══ Material supplied ══

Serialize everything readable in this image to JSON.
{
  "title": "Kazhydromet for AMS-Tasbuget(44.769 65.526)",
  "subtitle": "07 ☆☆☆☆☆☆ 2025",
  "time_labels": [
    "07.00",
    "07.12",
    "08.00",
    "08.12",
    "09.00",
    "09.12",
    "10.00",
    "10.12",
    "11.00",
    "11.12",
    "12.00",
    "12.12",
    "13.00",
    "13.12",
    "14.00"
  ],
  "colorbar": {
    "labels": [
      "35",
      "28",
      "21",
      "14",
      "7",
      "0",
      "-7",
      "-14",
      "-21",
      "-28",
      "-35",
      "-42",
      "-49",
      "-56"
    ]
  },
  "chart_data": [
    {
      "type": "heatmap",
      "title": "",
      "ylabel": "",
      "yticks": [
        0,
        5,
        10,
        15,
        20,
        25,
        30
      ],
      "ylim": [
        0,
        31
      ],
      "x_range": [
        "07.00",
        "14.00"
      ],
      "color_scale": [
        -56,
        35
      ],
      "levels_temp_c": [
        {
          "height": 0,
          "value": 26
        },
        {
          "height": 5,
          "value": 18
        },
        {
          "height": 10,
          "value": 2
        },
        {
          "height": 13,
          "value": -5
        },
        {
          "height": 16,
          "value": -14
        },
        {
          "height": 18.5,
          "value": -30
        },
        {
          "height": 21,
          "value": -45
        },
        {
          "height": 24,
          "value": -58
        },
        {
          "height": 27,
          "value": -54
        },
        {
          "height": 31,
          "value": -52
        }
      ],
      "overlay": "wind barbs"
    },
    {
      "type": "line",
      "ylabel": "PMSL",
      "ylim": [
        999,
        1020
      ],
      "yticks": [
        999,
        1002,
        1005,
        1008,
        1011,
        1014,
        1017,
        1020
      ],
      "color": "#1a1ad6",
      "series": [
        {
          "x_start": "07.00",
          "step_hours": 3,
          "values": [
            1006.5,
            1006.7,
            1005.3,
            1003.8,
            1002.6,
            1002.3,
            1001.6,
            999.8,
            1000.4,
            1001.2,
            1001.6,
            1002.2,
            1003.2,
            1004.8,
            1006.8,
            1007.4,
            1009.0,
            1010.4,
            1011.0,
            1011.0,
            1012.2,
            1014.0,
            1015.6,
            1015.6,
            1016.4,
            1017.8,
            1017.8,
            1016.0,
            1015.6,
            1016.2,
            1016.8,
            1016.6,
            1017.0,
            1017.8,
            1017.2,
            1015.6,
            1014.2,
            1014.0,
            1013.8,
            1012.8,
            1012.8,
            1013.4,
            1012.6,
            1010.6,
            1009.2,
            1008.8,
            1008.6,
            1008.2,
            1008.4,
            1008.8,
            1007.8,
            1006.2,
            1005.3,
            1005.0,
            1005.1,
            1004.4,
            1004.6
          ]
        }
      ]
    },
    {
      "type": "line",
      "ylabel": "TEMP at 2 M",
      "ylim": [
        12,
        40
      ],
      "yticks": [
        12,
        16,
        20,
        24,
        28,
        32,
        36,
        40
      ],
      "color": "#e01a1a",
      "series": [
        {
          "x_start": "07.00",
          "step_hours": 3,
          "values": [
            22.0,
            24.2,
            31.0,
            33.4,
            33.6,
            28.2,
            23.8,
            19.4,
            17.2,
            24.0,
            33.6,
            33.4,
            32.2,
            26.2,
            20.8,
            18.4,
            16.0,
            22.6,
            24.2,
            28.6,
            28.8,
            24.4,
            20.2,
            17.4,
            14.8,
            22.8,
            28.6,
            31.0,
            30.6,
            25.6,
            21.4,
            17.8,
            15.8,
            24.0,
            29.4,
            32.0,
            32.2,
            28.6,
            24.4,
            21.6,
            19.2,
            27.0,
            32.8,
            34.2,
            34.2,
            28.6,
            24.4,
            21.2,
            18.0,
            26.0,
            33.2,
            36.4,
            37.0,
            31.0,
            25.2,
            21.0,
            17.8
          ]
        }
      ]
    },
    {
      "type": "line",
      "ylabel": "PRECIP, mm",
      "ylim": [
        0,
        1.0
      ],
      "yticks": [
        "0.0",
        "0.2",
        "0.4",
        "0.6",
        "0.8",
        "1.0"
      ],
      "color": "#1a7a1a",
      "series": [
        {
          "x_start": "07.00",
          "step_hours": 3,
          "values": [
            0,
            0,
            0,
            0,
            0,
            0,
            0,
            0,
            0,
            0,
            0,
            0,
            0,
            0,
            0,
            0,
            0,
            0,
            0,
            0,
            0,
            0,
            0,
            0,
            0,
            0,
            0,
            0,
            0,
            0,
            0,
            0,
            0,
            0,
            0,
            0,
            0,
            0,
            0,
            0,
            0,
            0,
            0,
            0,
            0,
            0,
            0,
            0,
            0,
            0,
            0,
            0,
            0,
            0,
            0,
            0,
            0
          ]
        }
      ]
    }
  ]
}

═══

Print out all the entries precisely as written.

Serialize everything readable in this image to JSON.
{
  "title": "Kazhydromet for AMS-Tasbuget(44.769 65.526)",
  "subtitle": "07 ☆☆☆☆☆☆ 2025",
  "time_labels": [
    "07.00",
    "07.12",
    "08.00",
    "08.12",
    "09.00",
    "09.12",
    "10.00",
    "10.12",
    "11.00",
    "11.12",
    "12.00",
    "12.12",
    "13.00",
    "13.12",
    "14.00"
  ],
  "colorbar": {
    "labels": [
      "35",
      "28",
      "21",
      "14",
      "7",
      "0",
      "-7",
      "-14",
      "-21",
      "-28",
      "-35",
      "-42",
      "-49",
      "-56"
    ]
  },
  "chart_data": [
    {
      "type": "heatmap",
      "title": "",
      "ylabel": "",
      "yticks": [
        0,
        5,
        10,
        15,
        20,
        25,
        30
      ],
      "ylim": [
        0,
        31
      ],
      "x_range": [
        "07.00",
        "14.00"
      ],
      "color_scale": [
        -56,
        35
      ],
      "levels_temp_c": [
        {
          "height": 0,
          "value": 26
        },
        {
          "height": 5,
          "value": 18
        },
        {
          "height": 10,
          "value": 2
        },
        {
          "height": 13,
          "value": -5
        },
        {
          "height": 16,
          "value": -14
        },
        {
          "height": 18.5,
          "value": -30
        },
        {
          "height": 21,
          "value": -45
        },
        {
          "height": 24,
          "value": -58
        },
        {
          "height": 27,
          "value": -54
        },
        {
          "height": 31,
          "value": -52
        }
      ],
      "overlay": "wind barbs"
    },
    {
      "type": "line",
      "ylabel": "PMSL",
      "ylim": [
        999,
        1020
      ],
      "yticks": [
        999,
        1002,
        1005,
        1008,
        1011,
        1014,
        1017,
        1020
      ],
      "color": "#1a1ad6",
      "series": [
        {
          "x_start": "07.00",
          "step_hours": 3,
          "values": [
            1006.5,
            1006.7,
            1005.3,
            1003.8,
            1002.6,
            1002.3,
            1001.6,
            999.8,
            1000.4,
            1001.2,
            1001.6,
            1002.2,
            1003.2,
            1004.8,
            1006.8,
            1007.4,
            1009.0,
            1010.4,
            1011.0,
            1011.0,
            1012.2,
            1014.0,
            1015.6,
            1015.6,
            1016.4,
            1017.8,
            1017.8,
            1016.0,
            1015.6,
            1016.2,
            1016.8,
            1016.6,
            1017.0,
            1017.8,
            1017.2,
            1015.6,
            1014.2,
            1014.0,
            1013.8,
            1012.8,
            1012.8,
            1013.4,
            1012.6,
            1010.6,
            1009.2,
            1008.8,
            1008.6,
            1008.2,
            1008.4,
            1008.8,
            1007.8,
            1006.2,
            1005.3,
            1005.0,
            1005.1,
            1004.4,
            1004.6
          ]
        }
      ]
    },
    {
      "type": "line",
      "ylabel": "TEMP at 2 M",
      "ylim": [
        12,
        40
      ],
      "yticks": [
        12,
        16,
        20,
        24,
        28,
        32,
        36,
        40
      ],
      "color": "#e01a1a",
      "series": [
        {
          "x_start": "07.00",
          "step_hours": 3,
          "values": [
            22.0,
            24.2,
            31.0,
            33.4,
            33.6,
            28.2,
            23.8,
            19.4,
            17.2,
            24.0,
            33.6,
            33.4,
            32.2,
            26.2,
            20.8,
            18.4,
            16.0,
            22.6,
            24.2,
            28.6,
            28.8,
            24.4,
            20.2,
            17.4,
            14.8,
            22.8,
            28.6,
            31.0,
            30.6,
            25.6,
            21.4,
            17.8,
            15.8,
            24.0,
            29.4,
            32.0,
            32.2,
            28.6,
            24.4,
            21.6,
            19.2,
            27.0,
            32.8,
            34.2,
            34.2,
            28.6,
            24.4,
            21.2,
            18.0,
            26.0,
            33.2,
            36.4,
            37.0,
            31.0,
            25.2,
            21.0,
            17.8
          ]
        }
      ]
    },
    {
      "type": "line",
      "ylabel": "PRECIP, mm",
      "ylim": [
        0,
        1.0
      ],
      "yticks": [
        "0.0",
        "0.2",
        "0.4",
        "0.6",
        "0.8",
        "1.0"
      ],
      "color": "#1a7a1a",
      "series": [
        {
          "x_start": "07.00",
          "step_hours": 3,
          "values": [
            0,
            0,
            0,
            0,
            0,
            0,
            0,
            0,
            0,
            0,
            0,
            0,
            0,
            0,
            0,
            0,
            0,
            0,
            0,
            0,
            0,
            0,
            0,
            0,
            0,
            0,
            0,
            0,
            0,
            0,
            0,
            0,
            0,
            0,
            0,
            0,
            0,
            0,
            0,
            0,
            0,
            0,
            0,
            0,
            0,
            0,
            0,
            0,
            0,
            0,
            0,
            0,
            0,
            0,
            0,
            0,
            0
          ]
        }
      ]
    }
  ]
}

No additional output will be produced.